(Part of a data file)
_____
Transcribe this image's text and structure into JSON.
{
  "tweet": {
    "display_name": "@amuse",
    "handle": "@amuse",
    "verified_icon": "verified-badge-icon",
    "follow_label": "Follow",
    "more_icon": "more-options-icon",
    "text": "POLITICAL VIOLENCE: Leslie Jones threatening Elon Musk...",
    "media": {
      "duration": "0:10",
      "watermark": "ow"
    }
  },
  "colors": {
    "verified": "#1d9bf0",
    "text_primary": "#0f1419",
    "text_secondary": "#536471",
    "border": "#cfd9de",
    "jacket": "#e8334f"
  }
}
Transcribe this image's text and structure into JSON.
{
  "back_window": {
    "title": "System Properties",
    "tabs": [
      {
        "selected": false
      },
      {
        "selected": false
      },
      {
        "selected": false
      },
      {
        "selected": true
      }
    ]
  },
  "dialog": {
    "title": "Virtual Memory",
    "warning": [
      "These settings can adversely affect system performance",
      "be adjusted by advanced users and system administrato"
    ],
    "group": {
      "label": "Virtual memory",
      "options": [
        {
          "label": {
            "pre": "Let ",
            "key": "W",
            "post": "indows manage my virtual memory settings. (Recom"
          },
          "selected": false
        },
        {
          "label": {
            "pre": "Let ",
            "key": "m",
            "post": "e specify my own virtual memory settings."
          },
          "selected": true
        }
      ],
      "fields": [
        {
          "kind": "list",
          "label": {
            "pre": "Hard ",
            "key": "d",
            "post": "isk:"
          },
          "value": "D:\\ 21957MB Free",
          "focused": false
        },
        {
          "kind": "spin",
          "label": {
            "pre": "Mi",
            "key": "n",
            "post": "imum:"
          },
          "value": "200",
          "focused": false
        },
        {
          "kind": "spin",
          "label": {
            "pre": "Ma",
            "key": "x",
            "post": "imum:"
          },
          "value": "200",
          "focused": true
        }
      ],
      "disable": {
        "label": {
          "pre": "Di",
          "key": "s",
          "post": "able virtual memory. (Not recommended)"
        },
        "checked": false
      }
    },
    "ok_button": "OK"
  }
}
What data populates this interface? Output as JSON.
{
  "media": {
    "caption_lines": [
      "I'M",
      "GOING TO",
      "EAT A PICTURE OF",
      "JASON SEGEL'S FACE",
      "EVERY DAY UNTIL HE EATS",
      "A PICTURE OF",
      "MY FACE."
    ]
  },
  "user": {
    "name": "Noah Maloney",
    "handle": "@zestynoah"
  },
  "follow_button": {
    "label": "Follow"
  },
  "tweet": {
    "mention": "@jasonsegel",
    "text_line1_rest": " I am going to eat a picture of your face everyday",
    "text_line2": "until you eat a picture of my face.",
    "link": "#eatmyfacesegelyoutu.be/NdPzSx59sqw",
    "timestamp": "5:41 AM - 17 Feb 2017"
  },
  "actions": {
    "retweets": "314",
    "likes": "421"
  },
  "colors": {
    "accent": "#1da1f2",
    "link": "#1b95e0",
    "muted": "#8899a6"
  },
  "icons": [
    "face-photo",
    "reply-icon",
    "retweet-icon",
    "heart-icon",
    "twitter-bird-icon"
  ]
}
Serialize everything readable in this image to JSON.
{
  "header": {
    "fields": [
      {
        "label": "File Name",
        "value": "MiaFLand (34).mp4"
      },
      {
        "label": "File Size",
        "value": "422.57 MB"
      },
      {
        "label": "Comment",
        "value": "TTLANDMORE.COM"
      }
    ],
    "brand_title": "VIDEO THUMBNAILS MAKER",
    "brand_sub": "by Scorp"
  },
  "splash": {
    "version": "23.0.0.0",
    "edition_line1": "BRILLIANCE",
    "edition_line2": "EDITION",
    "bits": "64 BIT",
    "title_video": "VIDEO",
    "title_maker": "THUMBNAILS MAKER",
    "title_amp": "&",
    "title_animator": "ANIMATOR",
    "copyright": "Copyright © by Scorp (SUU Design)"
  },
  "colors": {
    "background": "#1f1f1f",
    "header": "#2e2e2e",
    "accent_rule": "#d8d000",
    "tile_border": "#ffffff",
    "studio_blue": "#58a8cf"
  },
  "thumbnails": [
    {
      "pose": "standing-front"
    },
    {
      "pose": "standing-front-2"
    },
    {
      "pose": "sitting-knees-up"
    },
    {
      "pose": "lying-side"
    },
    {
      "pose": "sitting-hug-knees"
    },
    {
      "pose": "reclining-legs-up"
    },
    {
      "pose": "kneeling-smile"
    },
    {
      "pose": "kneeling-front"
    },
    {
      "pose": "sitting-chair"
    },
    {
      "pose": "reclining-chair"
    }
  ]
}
_____
Short problem> Repeat each record exactly. Omit nothing.

Solution to the problem>
Transcribe this image's text and structure into JSON.
{
  "tweet": {
    "display_name": "@amuse",
    "handle": "@amuse",
    "verified_icon": "verified-badge-icon",
    "follow_label": "Follow",
    "more_icon": "more-options-icon",
    "text": "POLITICAL VIOLENCE: Leslie Jones threatening Elon Musk...",
    "media": {
      "duration": "0:10",
      "watermark": "ow"
    }
  },
  "colors": {
    "verified": "#1d9bf0",
    "text_primary": "#0f1419",
    "text_secondary": "#536471",
    "border": "#cfd9de",
    "jacket": "#e8334f"
  }
}
Transcribe this image's text and structure into JSON.
{
  "back_window": {
    "title": "System Properties",
    "tabs": [
      {
        "selected": false
      },
      {
        "selected": false
      },
      {
        "selected": false
      },
      {
        "selected": true
      }
    ]
  },
  "dialog": {
    "title": "Virtual Memory",
    "warning": [
      "These settings can adversely affect system performance",
      "be adjusted by advanced users and system administrato"
    ],
    "group": {
      "label": "Virtual memory",
      "options": [
        {
          "label": {
            "pre": "Let ",
            "key": "W",
            "post": "indows manage my virtual memory settings. (Recom"
          },
          "selected": false
        },
        {
          "label": {
            "pre": "Let ",
            "key": "m",
            "post": "e specify my own virtual memory settings."
          },
          "selected": true
        }
      ],
      "fields": [
        {
          "kind": "list",
          "label": {
            "pre": "Hard ",
            "key": "d",
            "post": "isk:"
          },
          "value": "D:\\ 21957MB Free",
          "focused": false
        },
        {
          "kind": "spin",
          "label": {
            "pre": "Mi",
            "key": "n",
            "post": "imum:"
          },
          "value": "200",
          "focused": false
        },
        {
          "kind": "spin",
          "label": {
            "pre": "Ma",
            "key": "x",
            "post": "imum:"
          },
          "value": "200",
          "focused": true
        }
      ],
      "disable": {
        "label": {
          "pre": "Di",
          "key": "s",
          "post": "able virtual memory. (Not recommended)"
        },
        "checked": false
      }
    },
    "ok_button": "OK"
  }
}
What data populates this interface? Output as JSON.
{
  "media": {
    "caption_lines": [
      "I'M",
      "GOING TO",
      "EAT A PICTURE OF",
      "JASON SEGEL'S FACE",
      "EVERY DAY UNTIL HE EATS",
      "A PICTURE OF",
      "MY FACE."
    ]
  },
  "user": {
    "name": "Noah Maloney",
    "handle": "@zestynoah"
  },
  "follow_button": {
    "label": "Follow"
  },
  "tweet": {
    "mention": "@jasonsegel",
    "text_line1_rest": " I am going to eat a picture of your face everyday",
    "text_line2": "until you eat a picture of my face.",
    "link": "#eatmyfacesegelyoutu.be/NdPzSx59sqw",
    "timestamp": "5:41 AM - 17 Feb 2017"
  },
  "actions": {
    "retweets": "314",
    "likes": "421"
  },
  "colors": {
    "accent": "#1da1f2",
    "link": "#1b95e0",
    "muted": "#8899a6"
  },
  "icons": [
    "face-photo",
    "reply-icon",
    "retweet-icon",
    "heart-icon",
    "twitter-bird-icon"
  ]
}
Serialize everything readable in this image to JSON.
{
  "header": {
    "fields": [
      {
        "label": "File Name",
        "value": "MiaFLand (34).mp4"
      },
      {
        "label": "File Size",
        "value": "422.57 MB"
      },
      {
        "label": "Comment",
        "value": "TTLANDMORE.COM"
      }
    ],
    "brand_title": "VIDEO THUMBNAILS MAKER",
    "brand_sub": "by Scorp"
  },
  "splash": {
    "version": "23.0.0.0",
    "edition_line1": "BRILLIANCE",
    "edition_line2": "EDITION",
    "bits": "64 BIT",
    "title_video": "VIDEO",
    "title_maker": "THUMBNAILS MAKER",
    "title_amp": "&",
    "title_animator": "ANIMATOR",
    "copyright": "Copyright © by Scorp (SUU Design)"
  },
  "colors": {
    "background": "#1f1f1f",
    "header": "#2e2e2e",
    "accent_rule": "#d8d000",
    "tile_border": "#ffffff",
    "studio_blue": "#58a8cf"
  },
  "thumbnails": [
    {
      "pose": "standing-front"
    },
    {
      "pose": "standing-front-2"
    },
    {
      "pose": "sitting-knees-up"
    },
    {
      "pose": "lying-side"
    },
    {
      "pose": "sitting-hug-knees"
    },
    {
      "pose": "reclining-legs-up"
    },
    {
      "pose": "kneeling-smile"
    },
    {
      "pose": "kneeling-front"
    },
    {
      "pose": "sitting-chair"
    },
    {
      "pose": "reclining-chair"
    }
  ]
}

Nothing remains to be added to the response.